» YOUR GOAL
Your task is to copy every line of the entries that contains "expresan".

--- Begin PROVIDED MATERIAL ---

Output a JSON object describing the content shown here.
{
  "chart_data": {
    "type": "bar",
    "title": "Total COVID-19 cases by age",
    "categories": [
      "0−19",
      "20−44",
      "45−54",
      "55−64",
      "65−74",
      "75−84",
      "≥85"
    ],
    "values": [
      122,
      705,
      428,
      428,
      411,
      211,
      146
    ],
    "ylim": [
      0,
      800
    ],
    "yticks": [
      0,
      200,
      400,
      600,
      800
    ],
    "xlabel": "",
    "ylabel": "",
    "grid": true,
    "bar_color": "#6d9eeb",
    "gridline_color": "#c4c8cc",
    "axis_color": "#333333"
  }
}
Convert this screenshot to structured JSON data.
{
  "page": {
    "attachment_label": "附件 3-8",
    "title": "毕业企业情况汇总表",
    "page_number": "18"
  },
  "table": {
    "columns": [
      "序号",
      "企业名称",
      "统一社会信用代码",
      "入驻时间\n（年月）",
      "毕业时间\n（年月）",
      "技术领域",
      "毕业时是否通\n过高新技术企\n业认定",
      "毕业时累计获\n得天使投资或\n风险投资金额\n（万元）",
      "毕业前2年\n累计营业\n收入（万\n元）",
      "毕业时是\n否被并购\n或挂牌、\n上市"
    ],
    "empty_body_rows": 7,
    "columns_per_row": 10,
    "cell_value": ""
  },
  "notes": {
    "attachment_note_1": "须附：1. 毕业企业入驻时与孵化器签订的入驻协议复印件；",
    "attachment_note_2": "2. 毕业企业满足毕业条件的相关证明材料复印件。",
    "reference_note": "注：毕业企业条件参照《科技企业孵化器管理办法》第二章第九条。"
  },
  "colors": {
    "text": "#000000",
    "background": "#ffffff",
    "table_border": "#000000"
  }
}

--- End PROVIDED MATERIAL ---
--- Begin PROVIDED MATERIAL ---

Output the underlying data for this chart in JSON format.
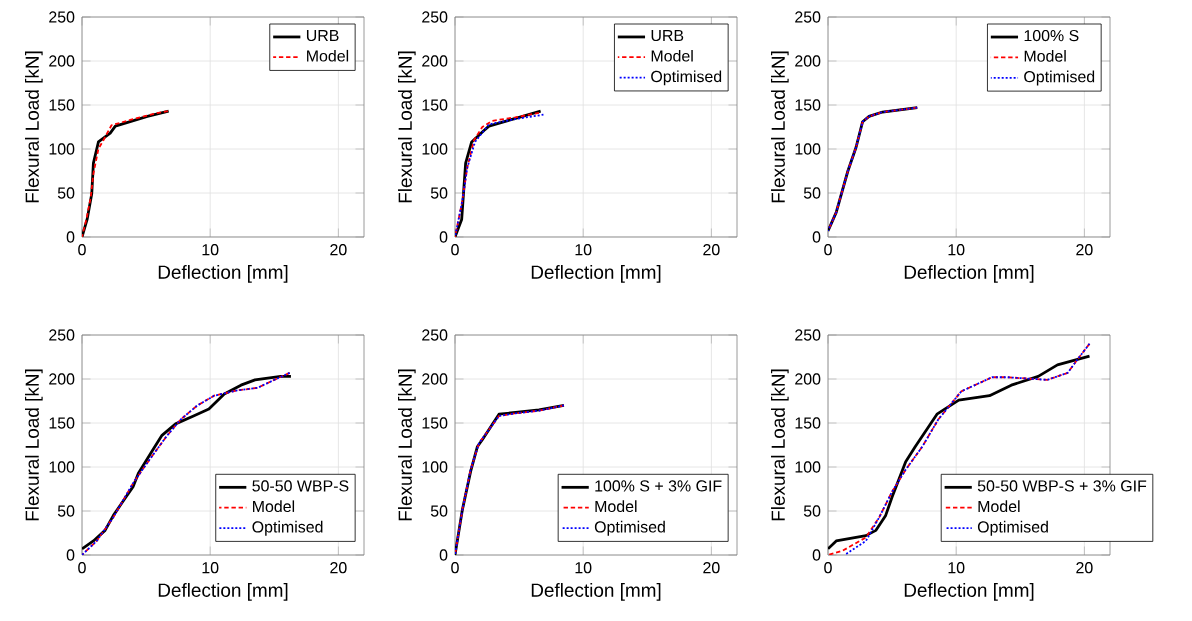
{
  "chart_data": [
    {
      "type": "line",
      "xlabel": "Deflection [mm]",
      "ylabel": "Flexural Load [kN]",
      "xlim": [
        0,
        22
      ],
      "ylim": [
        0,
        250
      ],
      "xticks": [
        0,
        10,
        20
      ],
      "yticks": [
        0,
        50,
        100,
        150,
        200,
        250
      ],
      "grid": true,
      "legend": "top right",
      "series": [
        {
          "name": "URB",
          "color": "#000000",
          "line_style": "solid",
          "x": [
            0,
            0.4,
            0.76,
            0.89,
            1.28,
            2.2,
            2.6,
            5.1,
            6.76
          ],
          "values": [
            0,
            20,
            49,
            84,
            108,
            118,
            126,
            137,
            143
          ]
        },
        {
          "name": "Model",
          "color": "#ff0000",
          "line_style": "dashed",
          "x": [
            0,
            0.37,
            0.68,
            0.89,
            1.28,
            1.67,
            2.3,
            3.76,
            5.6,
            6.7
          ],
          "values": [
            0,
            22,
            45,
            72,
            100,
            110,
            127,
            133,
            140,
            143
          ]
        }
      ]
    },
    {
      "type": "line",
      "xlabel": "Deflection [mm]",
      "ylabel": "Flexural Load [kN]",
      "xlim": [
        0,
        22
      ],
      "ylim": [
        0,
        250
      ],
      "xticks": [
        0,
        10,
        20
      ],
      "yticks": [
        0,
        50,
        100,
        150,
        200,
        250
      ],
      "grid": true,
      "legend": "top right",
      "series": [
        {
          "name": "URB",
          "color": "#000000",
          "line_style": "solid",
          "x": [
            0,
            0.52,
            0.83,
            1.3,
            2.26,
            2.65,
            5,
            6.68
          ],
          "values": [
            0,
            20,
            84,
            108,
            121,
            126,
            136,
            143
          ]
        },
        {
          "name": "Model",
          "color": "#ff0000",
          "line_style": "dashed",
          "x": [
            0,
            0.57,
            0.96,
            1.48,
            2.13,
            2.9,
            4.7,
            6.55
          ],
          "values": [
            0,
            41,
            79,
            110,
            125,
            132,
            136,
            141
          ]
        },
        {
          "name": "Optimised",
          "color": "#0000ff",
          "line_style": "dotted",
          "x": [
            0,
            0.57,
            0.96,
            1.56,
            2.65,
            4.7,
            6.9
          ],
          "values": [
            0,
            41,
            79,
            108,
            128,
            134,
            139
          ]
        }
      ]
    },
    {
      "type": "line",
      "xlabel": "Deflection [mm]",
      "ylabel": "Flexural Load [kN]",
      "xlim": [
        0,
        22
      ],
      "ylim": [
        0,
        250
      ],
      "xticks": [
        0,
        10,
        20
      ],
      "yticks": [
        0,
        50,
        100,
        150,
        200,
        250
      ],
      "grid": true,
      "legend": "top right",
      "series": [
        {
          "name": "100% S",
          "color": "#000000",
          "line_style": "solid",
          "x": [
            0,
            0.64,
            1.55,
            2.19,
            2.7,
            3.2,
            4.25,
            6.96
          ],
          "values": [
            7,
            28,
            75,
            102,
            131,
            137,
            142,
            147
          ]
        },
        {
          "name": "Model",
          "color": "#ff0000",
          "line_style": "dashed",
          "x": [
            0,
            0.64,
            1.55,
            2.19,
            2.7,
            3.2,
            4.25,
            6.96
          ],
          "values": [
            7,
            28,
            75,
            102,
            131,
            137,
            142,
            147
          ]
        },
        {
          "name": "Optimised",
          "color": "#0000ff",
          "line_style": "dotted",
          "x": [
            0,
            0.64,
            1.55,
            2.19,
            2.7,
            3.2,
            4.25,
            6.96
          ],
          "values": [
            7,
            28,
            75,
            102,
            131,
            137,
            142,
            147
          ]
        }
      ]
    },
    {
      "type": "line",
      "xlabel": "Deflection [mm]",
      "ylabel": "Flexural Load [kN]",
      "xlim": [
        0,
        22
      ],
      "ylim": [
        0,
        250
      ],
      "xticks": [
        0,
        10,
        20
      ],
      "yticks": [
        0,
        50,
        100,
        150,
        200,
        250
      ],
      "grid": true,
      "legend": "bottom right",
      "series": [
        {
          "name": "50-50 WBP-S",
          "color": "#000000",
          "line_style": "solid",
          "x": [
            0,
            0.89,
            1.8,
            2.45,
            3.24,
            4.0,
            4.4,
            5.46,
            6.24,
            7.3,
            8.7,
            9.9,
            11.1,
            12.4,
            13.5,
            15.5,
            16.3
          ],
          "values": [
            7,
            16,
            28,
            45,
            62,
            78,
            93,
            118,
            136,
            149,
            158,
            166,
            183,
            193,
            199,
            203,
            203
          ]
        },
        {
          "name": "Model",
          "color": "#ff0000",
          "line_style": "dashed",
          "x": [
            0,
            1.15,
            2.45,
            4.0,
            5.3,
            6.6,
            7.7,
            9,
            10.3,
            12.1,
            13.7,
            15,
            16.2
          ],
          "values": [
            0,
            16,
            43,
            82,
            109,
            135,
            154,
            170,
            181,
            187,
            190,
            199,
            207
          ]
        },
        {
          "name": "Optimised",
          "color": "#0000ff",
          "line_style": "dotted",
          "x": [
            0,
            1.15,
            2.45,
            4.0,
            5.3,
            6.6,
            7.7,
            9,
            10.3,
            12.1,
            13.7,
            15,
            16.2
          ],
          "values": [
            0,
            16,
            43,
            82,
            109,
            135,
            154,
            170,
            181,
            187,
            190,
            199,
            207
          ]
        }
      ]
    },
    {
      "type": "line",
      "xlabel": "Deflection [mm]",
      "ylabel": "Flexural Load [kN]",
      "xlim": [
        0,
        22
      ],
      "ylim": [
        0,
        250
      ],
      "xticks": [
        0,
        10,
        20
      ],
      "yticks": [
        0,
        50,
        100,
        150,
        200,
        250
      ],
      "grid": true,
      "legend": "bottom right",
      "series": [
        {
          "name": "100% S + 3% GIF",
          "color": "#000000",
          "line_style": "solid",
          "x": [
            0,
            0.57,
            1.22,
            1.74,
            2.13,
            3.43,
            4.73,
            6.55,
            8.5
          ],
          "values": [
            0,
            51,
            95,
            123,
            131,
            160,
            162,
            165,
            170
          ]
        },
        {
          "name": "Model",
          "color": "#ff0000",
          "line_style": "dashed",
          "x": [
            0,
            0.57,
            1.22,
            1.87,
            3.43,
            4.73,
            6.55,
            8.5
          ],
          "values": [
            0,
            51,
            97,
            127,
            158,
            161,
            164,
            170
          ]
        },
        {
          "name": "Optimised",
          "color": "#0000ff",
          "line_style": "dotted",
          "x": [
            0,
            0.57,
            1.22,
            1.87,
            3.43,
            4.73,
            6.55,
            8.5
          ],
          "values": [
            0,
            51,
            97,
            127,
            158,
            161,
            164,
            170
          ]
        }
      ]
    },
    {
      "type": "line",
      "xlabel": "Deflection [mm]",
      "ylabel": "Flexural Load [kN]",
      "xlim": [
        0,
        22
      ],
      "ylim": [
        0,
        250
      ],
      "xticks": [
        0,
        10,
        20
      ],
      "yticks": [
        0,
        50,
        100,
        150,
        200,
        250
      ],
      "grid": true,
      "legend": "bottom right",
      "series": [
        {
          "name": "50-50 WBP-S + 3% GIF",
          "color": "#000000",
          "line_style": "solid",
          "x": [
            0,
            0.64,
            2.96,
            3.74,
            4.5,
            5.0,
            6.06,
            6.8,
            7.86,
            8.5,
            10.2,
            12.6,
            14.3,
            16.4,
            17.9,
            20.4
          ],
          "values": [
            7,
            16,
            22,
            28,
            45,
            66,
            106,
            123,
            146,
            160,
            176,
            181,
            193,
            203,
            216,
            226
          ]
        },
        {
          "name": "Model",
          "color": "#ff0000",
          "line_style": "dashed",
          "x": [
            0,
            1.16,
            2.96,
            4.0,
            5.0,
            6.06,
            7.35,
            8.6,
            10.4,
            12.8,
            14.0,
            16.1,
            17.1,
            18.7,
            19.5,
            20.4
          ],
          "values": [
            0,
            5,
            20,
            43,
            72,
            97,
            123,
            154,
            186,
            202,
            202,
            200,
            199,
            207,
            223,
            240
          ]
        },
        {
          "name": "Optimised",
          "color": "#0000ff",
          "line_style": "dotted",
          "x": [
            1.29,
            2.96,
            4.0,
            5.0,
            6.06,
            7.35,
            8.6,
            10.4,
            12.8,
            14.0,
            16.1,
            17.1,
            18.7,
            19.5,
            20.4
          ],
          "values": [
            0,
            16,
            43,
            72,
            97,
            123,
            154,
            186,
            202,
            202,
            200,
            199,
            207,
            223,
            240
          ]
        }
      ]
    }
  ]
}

--- End PROVIDED MATERIAL ---
--- Begin PROVIDED MATERIAL ---

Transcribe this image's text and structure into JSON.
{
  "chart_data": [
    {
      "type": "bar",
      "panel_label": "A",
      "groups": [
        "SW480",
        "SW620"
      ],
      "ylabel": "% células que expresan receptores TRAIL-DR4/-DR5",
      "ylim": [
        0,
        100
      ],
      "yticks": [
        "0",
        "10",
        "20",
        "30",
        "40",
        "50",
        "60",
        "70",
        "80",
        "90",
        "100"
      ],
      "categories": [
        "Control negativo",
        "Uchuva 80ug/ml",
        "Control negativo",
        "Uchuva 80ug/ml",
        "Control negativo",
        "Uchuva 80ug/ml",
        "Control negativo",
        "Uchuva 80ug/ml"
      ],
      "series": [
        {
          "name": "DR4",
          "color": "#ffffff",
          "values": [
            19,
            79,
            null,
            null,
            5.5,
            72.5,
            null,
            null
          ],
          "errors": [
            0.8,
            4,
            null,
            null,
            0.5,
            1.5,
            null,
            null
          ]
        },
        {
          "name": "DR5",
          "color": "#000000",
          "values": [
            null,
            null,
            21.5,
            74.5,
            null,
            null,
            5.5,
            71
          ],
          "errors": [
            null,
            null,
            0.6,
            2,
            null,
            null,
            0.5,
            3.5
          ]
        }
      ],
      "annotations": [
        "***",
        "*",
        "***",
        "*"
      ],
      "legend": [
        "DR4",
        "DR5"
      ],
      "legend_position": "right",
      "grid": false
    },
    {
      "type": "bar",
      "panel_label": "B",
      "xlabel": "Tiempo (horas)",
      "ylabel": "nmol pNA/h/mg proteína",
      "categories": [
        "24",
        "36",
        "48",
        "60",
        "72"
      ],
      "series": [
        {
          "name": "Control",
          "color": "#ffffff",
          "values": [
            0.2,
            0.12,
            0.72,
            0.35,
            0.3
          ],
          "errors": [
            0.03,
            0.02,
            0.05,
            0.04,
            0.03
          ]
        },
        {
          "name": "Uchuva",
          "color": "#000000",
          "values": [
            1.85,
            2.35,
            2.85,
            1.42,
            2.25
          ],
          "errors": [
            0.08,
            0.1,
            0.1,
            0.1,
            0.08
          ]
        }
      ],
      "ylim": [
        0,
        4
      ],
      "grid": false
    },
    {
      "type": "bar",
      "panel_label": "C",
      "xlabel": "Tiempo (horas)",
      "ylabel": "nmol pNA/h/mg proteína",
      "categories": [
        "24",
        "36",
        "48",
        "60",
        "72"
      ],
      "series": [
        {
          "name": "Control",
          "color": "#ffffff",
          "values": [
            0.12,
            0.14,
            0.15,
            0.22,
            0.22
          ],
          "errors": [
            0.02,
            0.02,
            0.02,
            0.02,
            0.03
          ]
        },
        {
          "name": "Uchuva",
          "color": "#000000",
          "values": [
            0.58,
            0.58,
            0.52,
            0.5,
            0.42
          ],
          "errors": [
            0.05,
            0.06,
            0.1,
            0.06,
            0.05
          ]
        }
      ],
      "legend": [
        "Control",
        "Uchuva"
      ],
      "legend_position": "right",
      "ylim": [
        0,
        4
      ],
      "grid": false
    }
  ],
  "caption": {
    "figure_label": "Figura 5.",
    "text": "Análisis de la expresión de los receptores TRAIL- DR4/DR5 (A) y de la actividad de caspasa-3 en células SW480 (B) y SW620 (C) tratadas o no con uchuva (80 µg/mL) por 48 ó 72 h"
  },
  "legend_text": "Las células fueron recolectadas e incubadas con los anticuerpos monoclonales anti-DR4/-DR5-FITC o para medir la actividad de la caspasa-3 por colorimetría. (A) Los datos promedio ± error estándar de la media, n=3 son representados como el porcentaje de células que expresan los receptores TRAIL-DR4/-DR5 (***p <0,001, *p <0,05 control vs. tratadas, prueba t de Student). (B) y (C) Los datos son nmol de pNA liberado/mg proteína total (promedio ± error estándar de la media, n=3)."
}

--- End PROVIDED MATERIAL ---

» SOLUTION FOR THIS EXERCISE
      "ylabel": "% células que expresan receptores TRAIL-DR4/-DR5",
  "legend_text": "Las células fueron recolectadas e incubadas con los anticuerpos monoclonales anti-DR4/-DR5-FITC o para medir la actividad de la caspasa-3 por colorimetría. (A) Los datos promedio ± error estándar de la media, n=3 son representados como el porcentaje de células que expresan los receptores TRAIL-DR4/-DR5 (***p <0,001, *p <0,05 control vs. tratadas, prueba t de Student). (B) y (C) Los datos son nmol de pNA liberado/mg proteína total (promedio ± error estándar de la media, n=3)."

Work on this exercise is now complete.